* start ENTRIES *

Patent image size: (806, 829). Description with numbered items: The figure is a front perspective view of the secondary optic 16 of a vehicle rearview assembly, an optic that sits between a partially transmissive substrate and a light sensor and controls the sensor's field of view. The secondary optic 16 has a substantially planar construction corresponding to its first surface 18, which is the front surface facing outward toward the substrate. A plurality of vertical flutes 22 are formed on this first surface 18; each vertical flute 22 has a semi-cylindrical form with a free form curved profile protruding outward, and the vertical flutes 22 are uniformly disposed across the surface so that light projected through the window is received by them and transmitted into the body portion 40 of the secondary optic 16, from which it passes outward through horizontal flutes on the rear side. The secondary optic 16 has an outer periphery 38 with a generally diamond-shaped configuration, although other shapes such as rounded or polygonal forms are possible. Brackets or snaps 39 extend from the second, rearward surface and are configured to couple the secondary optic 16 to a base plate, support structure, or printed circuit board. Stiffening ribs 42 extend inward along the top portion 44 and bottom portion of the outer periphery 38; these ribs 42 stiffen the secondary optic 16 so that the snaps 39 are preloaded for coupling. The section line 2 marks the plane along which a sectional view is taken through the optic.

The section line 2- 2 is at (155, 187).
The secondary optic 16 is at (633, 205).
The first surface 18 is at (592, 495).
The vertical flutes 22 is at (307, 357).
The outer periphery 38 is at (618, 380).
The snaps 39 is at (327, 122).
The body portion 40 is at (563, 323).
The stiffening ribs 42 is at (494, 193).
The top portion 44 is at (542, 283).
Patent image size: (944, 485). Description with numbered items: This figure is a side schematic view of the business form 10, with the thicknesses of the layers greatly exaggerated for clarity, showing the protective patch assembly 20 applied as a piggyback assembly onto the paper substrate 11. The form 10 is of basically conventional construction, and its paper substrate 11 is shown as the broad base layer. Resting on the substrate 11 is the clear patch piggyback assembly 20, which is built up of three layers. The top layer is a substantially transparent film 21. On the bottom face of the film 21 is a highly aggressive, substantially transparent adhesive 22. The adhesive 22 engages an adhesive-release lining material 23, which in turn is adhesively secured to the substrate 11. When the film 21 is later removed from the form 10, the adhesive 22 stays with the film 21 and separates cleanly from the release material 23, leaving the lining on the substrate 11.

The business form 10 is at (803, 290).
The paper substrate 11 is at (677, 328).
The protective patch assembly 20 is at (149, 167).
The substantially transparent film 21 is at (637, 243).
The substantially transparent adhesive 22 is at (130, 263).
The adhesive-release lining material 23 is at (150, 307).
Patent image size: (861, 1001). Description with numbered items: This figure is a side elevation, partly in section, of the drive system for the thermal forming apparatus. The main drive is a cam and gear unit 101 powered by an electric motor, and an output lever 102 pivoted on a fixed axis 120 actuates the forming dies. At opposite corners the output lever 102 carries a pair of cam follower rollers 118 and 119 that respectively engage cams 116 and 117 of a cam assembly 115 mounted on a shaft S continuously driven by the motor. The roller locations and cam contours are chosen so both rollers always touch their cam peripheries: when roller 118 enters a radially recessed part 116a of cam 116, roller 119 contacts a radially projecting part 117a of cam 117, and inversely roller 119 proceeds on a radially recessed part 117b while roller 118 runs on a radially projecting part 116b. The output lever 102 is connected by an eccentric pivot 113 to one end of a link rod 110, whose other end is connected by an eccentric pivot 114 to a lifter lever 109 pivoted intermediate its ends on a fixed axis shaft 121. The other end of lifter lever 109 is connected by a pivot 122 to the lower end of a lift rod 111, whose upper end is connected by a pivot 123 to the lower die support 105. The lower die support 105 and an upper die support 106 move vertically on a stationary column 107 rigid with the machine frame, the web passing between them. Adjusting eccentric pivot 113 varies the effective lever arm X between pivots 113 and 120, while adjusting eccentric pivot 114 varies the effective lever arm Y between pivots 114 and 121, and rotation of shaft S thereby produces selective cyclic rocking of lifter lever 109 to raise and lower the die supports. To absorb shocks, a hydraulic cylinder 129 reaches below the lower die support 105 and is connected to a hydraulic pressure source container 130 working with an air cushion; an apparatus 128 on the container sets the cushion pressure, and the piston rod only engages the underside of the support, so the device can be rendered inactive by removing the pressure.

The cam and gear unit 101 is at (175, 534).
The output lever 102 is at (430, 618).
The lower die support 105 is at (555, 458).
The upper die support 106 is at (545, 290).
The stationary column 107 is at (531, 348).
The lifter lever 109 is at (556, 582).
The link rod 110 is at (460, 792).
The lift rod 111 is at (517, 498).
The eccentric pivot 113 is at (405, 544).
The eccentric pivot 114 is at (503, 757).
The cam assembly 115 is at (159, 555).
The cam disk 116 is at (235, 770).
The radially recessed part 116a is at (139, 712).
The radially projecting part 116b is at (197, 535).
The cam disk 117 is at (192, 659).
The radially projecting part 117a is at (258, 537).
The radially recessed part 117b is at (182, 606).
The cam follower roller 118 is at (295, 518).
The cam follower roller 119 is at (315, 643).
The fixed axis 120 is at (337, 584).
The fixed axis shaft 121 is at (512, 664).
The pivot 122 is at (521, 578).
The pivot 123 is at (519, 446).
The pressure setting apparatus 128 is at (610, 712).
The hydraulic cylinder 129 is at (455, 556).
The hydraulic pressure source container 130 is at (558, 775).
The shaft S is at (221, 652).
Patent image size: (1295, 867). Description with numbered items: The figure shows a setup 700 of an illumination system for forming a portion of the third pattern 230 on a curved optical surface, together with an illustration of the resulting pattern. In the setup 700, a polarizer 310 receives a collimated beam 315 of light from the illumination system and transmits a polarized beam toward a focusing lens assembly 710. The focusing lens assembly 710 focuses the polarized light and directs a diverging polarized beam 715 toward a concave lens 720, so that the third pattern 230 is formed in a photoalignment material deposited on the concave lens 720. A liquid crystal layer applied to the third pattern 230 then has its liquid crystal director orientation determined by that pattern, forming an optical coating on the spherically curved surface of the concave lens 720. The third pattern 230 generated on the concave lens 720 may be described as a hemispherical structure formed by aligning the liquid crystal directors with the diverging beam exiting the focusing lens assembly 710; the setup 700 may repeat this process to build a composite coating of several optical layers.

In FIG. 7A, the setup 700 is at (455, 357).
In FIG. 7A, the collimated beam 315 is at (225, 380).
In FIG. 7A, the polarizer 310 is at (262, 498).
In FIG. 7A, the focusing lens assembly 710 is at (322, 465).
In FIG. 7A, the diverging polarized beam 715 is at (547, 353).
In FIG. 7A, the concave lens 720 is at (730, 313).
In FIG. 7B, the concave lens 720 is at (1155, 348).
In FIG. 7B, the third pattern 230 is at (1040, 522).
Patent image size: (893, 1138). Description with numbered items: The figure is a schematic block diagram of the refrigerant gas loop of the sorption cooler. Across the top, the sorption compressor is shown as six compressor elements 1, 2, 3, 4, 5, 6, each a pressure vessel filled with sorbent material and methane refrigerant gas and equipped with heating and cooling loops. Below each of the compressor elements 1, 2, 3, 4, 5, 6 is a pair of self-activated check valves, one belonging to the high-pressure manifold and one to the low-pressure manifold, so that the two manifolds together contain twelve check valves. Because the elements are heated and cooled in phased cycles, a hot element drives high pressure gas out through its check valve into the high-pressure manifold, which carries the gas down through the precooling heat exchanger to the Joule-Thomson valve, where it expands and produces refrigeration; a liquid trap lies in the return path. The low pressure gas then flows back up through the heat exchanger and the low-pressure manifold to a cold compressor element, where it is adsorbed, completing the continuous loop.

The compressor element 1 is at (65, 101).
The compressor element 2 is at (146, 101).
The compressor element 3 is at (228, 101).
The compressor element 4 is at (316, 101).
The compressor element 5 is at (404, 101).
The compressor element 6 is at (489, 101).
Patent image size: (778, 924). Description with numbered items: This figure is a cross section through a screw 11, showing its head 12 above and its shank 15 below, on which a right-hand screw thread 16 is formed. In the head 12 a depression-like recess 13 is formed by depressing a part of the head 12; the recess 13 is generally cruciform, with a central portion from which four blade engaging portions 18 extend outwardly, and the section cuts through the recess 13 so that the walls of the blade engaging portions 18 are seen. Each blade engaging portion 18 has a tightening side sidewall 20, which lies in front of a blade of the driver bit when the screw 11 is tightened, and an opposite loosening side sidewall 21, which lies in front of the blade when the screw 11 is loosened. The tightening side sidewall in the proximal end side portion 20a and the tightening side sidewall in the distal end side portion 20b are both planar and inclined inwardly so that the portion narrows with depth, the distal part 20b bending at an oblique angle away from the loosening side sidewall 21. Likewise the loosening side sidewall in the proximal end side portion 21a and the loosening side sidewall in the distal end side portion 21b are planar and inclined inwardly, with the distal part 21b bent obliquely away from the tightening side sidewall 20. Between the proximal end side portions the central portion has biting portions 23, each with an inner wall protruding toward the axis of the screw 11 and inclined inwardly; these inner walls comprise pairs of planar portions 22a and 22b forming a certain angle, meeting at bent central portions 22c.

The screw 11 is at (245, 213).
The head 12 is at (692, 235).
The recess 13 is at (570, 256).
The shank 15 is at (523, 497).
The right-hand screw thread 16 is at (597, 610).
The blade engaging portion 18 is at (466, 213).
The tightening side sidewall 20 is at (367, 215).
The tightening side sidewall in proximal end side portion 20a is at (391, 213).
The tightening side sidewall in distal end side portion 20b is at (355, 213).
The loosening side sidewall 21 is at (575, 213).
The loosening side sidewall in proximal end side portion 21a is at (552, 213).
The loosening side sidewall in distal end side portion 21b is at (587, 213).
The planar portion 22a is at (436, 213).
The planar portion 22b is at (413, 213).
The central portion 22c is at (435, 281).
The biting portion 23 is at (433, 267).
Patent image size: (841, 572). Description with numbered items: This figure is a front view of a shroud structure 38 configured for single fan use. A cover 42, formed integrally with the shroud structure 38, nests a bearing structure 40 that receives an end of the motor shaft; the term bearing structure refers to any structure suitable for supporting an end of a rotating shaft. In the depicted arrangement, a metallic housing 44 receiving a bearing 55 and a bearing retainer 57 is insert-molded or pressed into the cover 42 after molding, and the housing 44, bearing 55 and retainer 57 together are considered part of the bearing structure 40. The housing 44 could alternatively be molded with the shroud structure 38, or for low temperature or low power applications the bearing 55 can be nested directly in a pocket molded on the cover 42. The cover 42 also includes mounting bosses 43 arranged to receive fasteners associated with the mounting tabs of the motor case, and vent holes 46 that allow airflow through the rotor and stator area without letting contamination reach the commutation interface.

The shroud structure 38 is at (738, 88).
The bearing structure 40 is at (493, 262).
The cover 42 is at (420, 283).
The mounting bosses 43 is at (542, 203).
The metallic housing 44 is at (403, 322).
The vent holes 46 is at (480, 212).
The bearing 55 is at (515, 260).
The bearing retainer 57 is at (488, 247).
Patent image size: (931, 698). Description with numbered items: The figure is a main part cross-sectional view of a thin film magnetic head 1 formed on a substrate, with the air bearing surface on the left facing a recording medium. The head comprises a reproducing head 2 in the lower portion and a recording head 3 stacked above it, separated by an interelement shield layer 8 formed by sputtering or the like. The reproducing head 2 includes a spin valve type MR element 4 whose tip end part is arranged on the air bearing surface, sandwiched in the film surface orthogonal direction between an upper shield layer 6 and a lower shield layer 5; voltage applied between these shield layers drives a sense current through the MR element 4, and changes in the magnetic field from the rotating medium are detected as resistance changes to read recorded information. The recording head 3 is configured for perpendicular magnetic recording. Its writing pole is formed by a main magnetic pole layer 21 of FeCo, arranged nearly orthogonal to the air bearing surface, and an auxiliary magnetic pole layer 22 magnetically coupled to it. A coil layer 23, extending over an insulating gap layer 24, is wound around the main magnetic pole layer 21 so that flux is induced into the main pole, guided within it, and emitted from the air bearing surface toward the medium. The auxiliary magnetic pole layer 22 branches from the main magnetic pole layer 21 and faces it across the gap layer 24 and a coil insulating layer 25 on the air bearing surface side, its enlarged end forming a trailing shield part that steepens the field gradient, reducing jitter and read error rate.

* end ENTRIES *

◆ TASK TO CARRY OUT ◆
Please count the lines in the material that contain the word "polarizer" and give only the number.

◆ WRITTEN ANSWER ◆
2